Directions for this task: Copy the entries that appear below in full, leaving out any picture among them.

Page and application data records:
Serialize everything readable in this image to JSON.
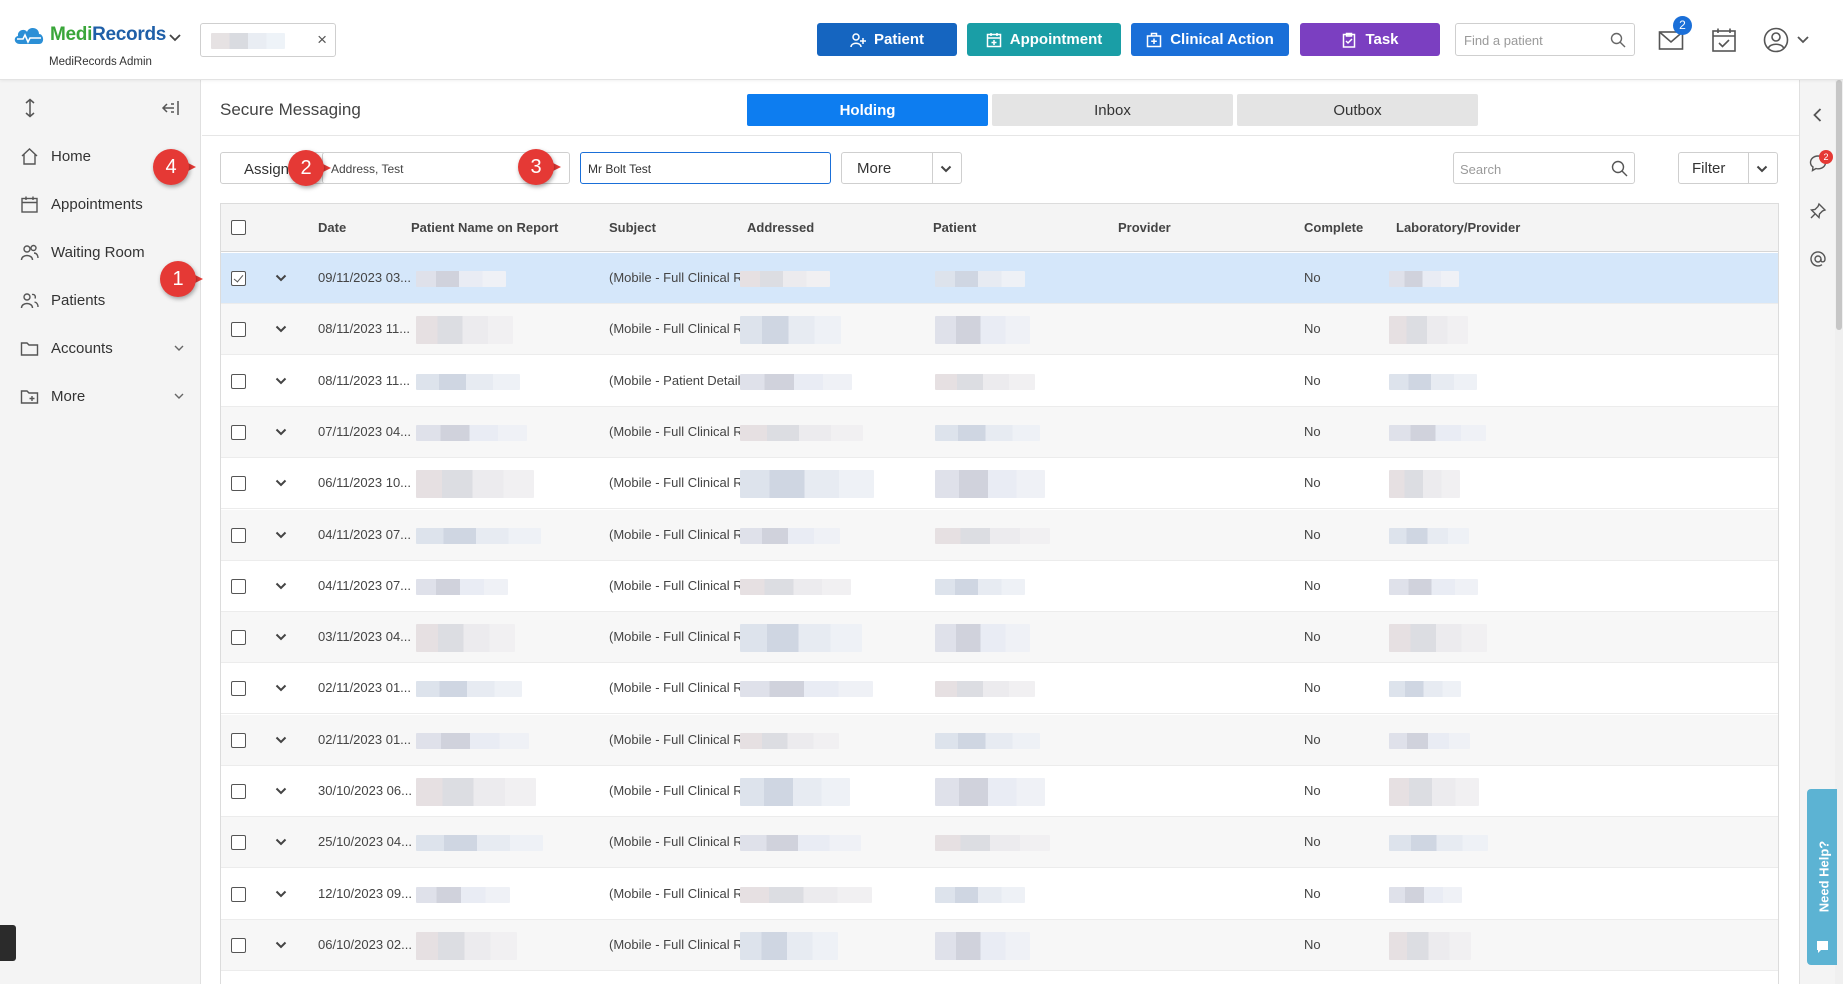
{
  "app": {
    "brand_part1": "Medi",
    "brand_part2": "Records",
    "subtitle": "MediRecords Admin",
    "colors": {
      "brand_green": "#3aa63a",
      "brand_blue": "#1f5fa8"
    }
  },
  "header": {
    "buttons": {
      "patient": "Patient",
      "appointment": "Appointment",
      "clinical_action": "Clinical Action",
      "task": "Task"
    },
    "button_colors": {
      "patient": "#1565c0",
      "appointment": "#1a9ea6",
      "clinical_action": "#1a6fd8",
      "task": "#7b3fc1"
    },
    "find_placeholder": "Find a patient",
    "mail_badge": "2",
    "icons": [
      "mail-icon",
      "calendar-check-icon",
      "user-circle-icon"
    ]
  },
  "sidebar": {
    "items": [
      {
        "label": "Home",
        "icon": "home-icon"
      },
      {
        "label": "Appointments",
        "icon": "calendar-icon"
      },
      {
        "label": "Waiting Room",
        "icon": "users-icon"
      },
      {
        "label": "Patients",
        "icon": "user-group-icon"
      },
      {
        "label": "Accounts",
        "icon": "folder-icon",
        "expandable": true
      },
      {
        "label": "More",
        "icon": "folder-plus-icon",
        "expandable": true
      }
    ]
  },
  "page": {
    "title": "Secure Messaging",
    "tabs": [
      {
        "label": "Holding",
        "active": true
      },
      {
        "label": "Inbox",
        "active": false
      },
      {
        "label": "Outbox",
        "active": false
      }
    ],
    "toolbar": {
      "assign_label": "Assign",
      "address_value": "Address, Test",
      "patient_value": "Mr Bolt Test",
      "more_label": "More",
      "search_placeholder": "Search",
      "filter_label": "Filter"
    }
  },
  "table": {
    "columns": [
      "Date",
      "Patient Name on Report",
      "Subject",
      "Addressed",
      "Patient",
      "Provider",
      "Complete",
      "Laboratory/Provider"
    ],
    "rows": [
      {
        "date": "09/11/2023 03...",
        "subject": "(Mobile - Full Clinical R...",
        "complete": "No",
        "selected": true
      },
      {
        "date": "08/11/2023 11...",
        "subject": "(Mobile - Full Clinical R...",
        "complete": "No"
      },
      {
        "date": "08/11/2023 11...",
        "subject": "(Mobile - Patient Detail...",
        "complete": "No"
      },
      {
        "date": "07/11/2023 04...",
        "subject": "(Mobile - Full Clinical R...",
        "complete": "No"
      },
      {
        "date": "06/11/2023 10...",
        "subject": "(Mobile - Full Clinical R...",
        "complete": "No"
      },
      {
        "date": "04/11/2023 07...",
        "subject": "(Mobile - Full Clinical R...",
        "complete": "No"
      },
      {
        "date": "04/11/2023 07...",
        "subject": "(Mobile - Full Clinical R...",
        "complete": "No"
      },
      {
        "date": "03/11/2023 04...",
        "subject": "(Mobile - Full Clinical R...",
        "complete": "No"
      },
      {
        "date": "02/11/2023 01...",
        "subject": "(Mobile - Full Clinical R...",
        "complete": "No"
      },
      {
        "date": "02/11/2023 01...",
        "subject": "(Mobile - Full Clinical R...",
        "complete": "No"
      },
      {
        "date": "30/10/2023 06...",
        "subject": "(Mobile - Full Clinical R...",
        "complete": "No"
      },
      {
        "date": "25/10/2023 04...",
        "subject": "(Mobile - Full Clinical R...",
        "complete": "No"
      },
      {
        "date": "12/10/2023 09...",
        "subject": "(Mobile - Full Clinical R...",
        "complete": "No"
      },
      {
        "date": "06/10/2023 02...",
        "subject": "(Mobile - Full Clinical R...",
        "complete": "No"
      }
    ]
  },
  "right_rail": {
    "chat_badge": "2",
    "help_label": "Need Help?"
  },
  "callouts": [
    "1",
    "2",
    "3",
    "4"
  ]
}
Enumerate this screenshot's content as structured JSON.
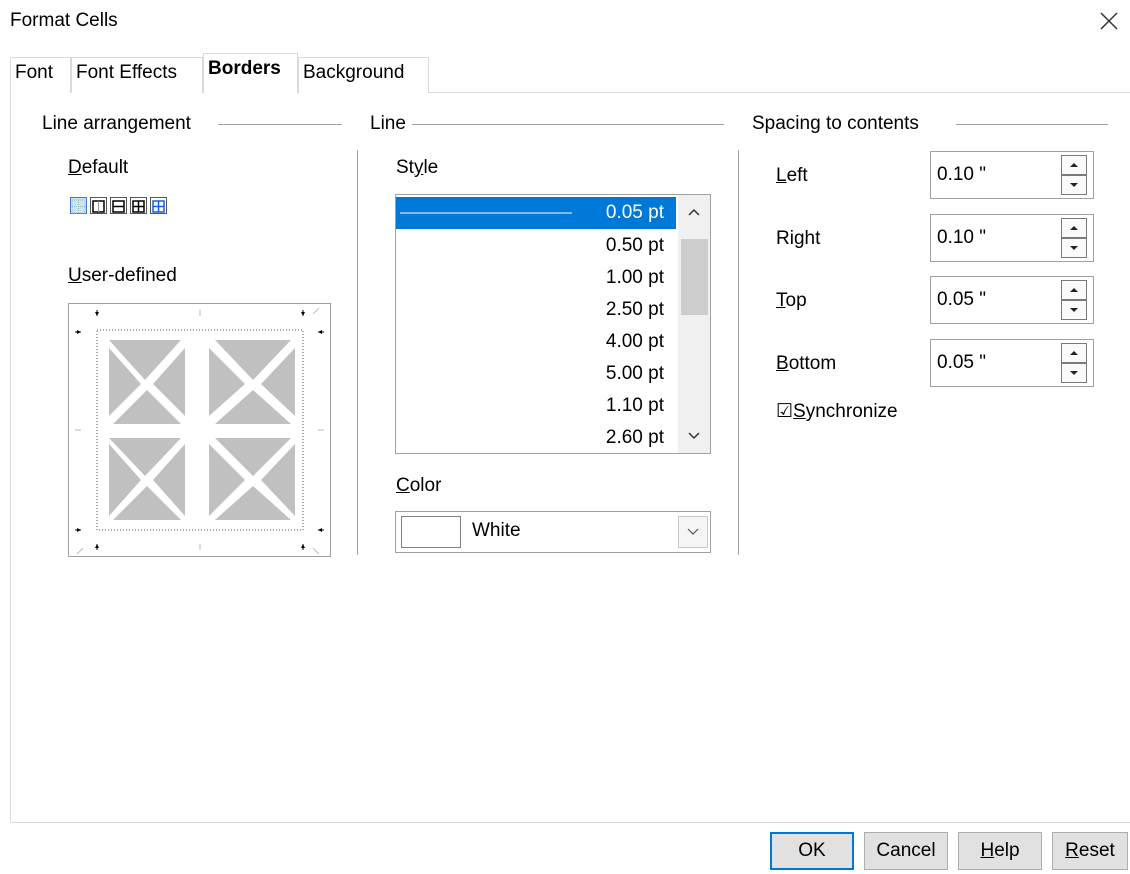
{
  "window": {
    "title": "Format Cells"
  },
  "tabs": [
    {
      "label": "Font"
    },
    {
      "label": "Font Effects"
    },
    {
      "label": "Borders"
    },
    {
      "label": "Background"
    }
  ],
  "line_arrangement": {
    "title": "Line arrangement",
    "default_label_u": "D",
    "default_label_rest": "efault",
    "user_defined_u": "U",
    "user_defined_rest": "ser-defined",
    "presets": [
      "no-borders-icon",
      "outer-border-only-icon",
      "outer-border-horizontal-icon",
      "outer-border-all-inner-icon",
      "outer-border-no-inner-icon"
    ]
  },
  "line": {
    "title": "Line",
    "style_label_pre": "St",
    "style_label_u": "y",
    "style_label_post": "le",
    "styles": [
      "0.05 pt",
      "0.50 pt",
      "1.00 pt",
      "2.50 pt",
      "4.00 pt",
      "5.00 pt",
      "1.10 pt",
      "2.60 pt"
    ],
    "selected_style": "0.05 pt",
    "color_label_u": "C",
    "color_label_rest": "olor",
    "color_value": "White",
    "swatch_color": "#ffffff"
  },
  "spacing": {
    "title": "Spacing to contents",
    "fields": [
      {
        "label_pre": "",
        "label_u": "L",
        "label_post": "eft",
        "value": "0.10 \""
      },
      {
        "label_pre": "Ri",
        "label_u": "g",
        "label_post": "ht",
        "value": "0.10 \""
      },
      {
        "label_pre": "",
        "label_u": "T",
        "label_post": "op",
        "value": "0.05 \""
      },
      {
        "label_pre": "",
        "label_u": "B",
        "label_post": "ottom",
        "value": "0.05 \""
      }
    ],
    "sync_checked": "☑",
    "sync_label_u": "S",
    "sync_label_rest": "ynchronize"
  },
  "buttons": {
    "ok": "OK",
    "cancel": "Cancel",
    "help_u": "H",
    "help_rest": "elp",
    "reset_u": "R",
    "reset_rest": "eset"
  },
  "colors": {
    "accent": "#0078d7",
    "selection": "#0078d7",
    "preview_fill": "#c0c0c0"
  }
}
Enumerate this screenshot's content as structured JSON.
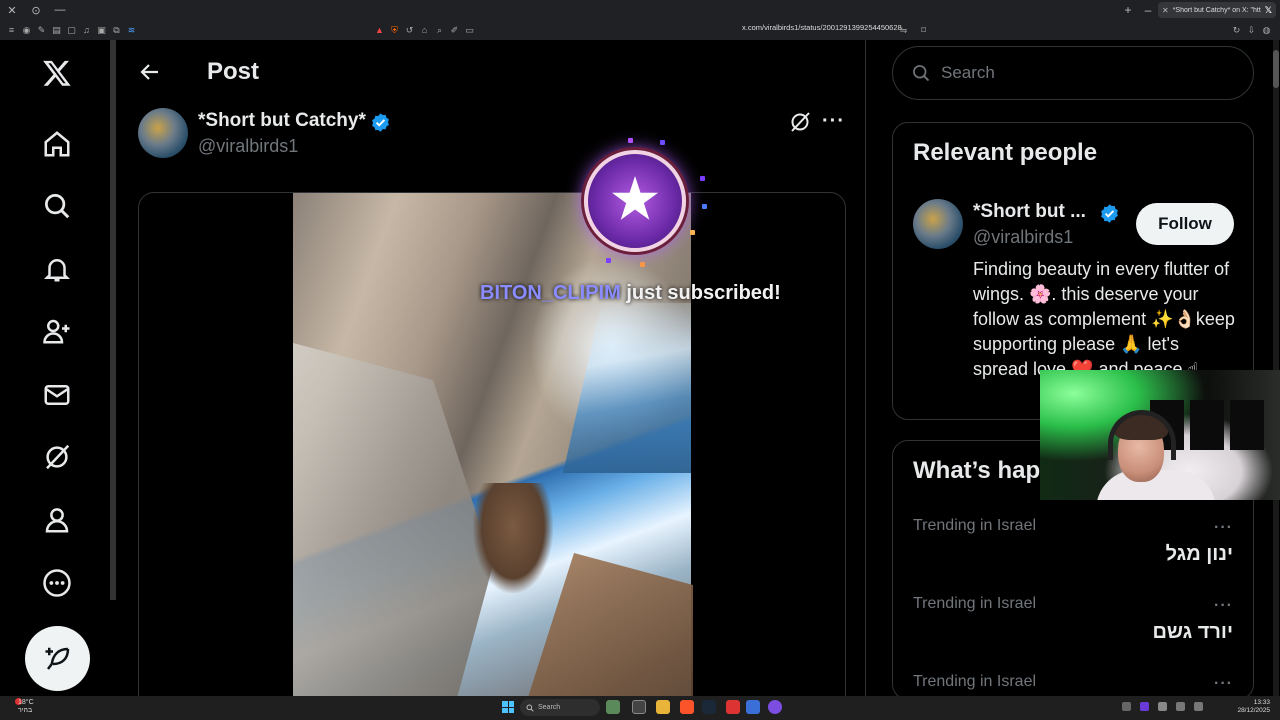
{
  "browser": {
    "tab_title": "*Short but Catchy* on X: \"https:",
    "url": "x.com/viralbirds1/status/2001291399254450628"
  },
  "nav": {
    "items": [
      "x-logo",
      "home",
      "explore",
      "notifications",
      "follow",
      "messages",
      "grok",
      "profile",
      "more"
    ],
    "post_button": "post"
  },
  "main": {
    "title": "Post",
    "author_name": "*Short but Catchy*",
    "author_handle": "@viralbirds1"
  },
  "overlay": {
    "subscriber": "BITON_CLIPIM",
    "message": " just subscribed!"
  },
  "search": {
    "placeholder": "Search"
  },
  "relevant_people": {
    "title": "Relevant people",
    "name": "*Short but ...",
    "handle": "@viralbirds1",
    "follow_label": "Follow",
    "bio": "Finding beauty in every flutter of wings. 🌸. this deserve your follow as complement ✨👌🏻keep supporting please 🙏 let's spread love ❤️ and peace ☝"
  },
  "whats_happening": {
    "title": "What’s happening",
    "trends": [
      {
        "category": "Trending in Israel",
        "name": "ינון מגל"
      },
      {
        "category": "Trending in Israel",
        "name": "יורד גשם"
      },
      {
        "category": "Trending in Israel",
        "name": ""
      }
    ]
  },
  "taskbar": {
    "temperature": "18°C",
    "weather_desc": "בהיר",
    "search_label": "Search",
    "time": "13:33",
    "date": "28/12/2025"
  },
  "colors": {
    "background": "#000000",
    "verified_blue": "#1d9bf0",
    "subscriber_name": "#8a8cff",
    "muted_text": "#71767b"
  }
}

Exercise solution:
Serialize everything readable in this image to JSON.
{
  "app": {
    "brand_part1": "Medi",
    "brand_part2": "Records",
    "subtitle": "MediRecords Admin",
    "colors": {
      "brand_green": "#3aa63a",
      "brand_blue": "#1f5fa8"
    }
  },
  "header": {
    "buttons": {
      "patient": "Patient",
      "appointment": "Appointment",
      "clinical_action": "Clinical Action",
      "task": "Task"
    },
    "button_colors": {
      "patient": "#1565c0",
      "appointment": "#1a9ea6",
      "clinical_action": "#1a6fd8",
      "task": "#7b3fc1"
    },
    "find_placeholder": "Find a patient",
    "mail_badge": "2",
    "icons": [
      "mail-icon",
      "calendar-check-icon",
      "user-circle-icon"
    ]
  },
  "sidebar": {
    "items": [
      {
        "label": "Home",
        "icon": "home-icon"
      },
      {
        "label": "Appointments",
        "icon": "calendar-icon"
      },
      {
        "label": "Waiting Room",
        "icon": "users-icon"
      },
      {
        "label": "Patients",
        "icon": "user-group-icon"
      },
      {
        "label": "Accounts",
        "icon": "folder-icon",
        "expandable": true
      },
      {
        "label": "More",
        "icon": "folder-plus-icon",
        "expandable": true
      }
    ]
  },
  "page": {
    "title": "Secure Messaging",
    "tabs": [
      {
        "label": "Holding",
        "active": true
      },
      {
        "label": "Inbox",
        "active": false
      },
      {
        "label": "Outbox",
        "active": false
      }
    ],
    "toolbar": {
      "assign_label": "Assign",
      "address_value": "Address, Test",
      "patient_value": "Mr Bolt Test",
      "more_label": "More",
      "search_placeholder": "Search",
      "filter_label": "Filter"
    }
  },
  "table": {
    "columns": [
      "Date",
      "Patient Name on Report",
      "Subject",
      "Addressed",
      "Patient",
      "Provider",
      "Complete",
      "Laboratory/Provider"
    ],
    "rows": [
      {
        "date": "09/11/2023 03...",
        "subject": "(Mobile - Full Clinical R...",
        "complete": "No",
        "selected": true
      },
      {
        "date": "08/11/2023 11...",
        "subject": "(Mobile - Full Clinical R...",
        "complete": "No"
      },
      {
        "date": "08/11/2023 11...",
        "subject": "(Mobile - Patient Detail...",
        "complete": "No"
      },
      {
        "date": "07/11/2023 04...",
        "subject": "(Mobile - Full Clinical R...",
        "complete": "No"
      },
      {
        "date": "06/11/2023 10...",
        "subject": "(Mobile - Full Clinical R...",
        "complete": "No"
      },
      {
        "date": "04/11/2023 07...",
        "subject": "(Mobile - Full Clinical R...",
        "complete": "No"
      },
      {
        "date": "04/11/2023 07...",
        "subject": "(Mobile - Full Clinical R...",
        "complete": "No"
      },
      {
        "date": "03/11/2023 04...",
        "subject": "(Mobile - Full Clinical R...",
        "complete": "No"
      },
      {
        "date": "02/11/2023 01...",
        "subject": "(Mobile - Full Clinical R...",
        "complete": "No"
      },
      {
        "date": "02/11/2023 01...",
        "subject": "(Mobile - Full Clinical R...",
        "complete": "No"
      },
      {
        "date": "30/10/2023 06...",
        "subject": "(Mobile - Full Clinical R...",
        "complete": "No"
      },
      {
        "date": "25/10/2023 04...",
        "subject": "(Mobile - Full Clinical R...",
        "complete": "No"
      },
      {
        "date": "12/10/2023 09...",
        "subject": "(Mobile - Full Clinical R...",
        "complete": "No"
      },
      {
        "date": "06/10/2023 02...",
        "subject": "(Mobile - Full Clinical R...",
        "complete": "No"
      }
    ]
  },
  "right_rail": {
    "chat_badge": "2",
    "help_label": "Need Help?"
  },
  "callouts": [
    "1",
    "2",
    "3",
    "4"
  ]
}
Enumerate this screenshot's content as structured JSON.
{
  "window": {
    "title": "Format Cells"
  },
  "tabs": [
    {
      "label": "Font"
    },
    {
      "label": "Font Effects"
    },
    {
      "label": "Borders"
    },
    {
      "label": "Background"
    }
  ],
  "line_arrangement": {
    "title": "Line arrangement",
    "default_label_u": "D",
    "default_label_rest": "efault",
    "user_defined_u": "U",
    "user_defined_rest": "ser-defined",
    "presets": [
      "no-borders-icon",
      "outer-border-only-icon",
      "outer-border-horizontal-icon",
      "outer-border-all-inner-icon",
      "outer-border-no-inner-icon"
    ]
  },
  "line": {
    "title": "Line",
    "style_label_pre": "St",
    "style_label_u": "y",
    "style_label_post": "le",
    "styles": [
      "0.05 pt",
      "0.50 pt",
      "1.00 pt",
      "2.50 pt",
      "4.00 pt",
      "5.00 pt",
      "1.10 pt",
      "2.60 pt"
    ],
    "selected_style": "0.05 pt",
    "color_label_u": "C",
    "color_label_rest": "olor",
    "color_value": "White",
    "swatch_color": "#ffffff"
  },
  "spacing": {
    "title": "Spacing to contents",
    "fields": [
      {
        "label_pre": "",
        "label_u": "L",
        "label_post": "eft",
        "value": "0.10 \""
      },
      {
        "label_pre": "Ri",
        "label_u": "g",
        "label_post": "ht",
        "value": "0.10 \""
      },
      {
        "label_pre": "",
        "label_u": "T",
        "label_post": "op",
        "value": "0.05 \""
      },
      {
        "label_pre": "",
        "label_u": "B",
        "label_post": "ottom",
        "value": "0.05 \""
      }
    ],
    "sync_checked": "☑",
    "sync_label_u": "S",
    "sync_label_rest": "ynchronize"
  },
  "buttons": {
    "ok": "OK",
    "cancel": "Cancel",
    "help_u": "H",
    "help_rest": "elp",
    "reset_u": "R",
    "reset_rest": "eset"
  },
  "colors": {
    "accent": "#0078d7",
    "selection": "#0078d7",
    "preview_fill": "#c0c0c0"
  }
}
Enumerate this screenshot's content as structured JSON.
{
  "browser": {
    "tab_title": "*Short but Catchy* on X: \"https:",
    "url": "x.com/viralbirds1/status/2001291399254450628"
  },
  "nav": {
    "items": [
      "x-logo",
      "home",
      "explore",
      "notifications",
      "follow",
      "messages",
      "grok",
      "profile",
      "more"
    ],
    "post_button": "post"
  },
  "main": {
    "title": "Post",
    "author_name": "*Short but Catchy*",
    "author_handle": "@viralbirds1"
  },
  "overlay": {
    "subscriber": "BITON_CLIPIM",
    "message": " just subscribed!"
  },
  "search": {
    "placeholder": "Search"
  },
  "relevant_people": {
    "title": "Relevant people",
    "name": "*Short but ...",
    "handle": "@viralbirds1",
    "follow_label": "Follow",
    "bio": "Finding beauty in every flutter of wings. 🌸. this deserve your follow as complement ✨👌🏻keep supporting please 🙏 let's spread love ❤️ and peace ☝"
  },
  "whats_happening": {
    "title": "What’s happening",
    "trends": [
      {
        "category": "Trending in Israel",
        "name": "ינון מגל"
      },
      {
        "category": "Trending in Israel",
        "name": "יורד גשם"
      },
      {
        "category": "Trending in Israel",
        "name": ""
      }
    ]
  },
  "taskbar": {
    "temperature": "18°C",
    "weather_desc": "בהיר",
    "search_label": "Search",
    "time": "13:33",
    "date": "28/12/2025"
  },
  "colors": {
    "background": "#000000",
    "verified_blue": "#1d9bf0",
    "subscriber_name": "#8a8cff",
    "muted_text": "#71767b"
  }
}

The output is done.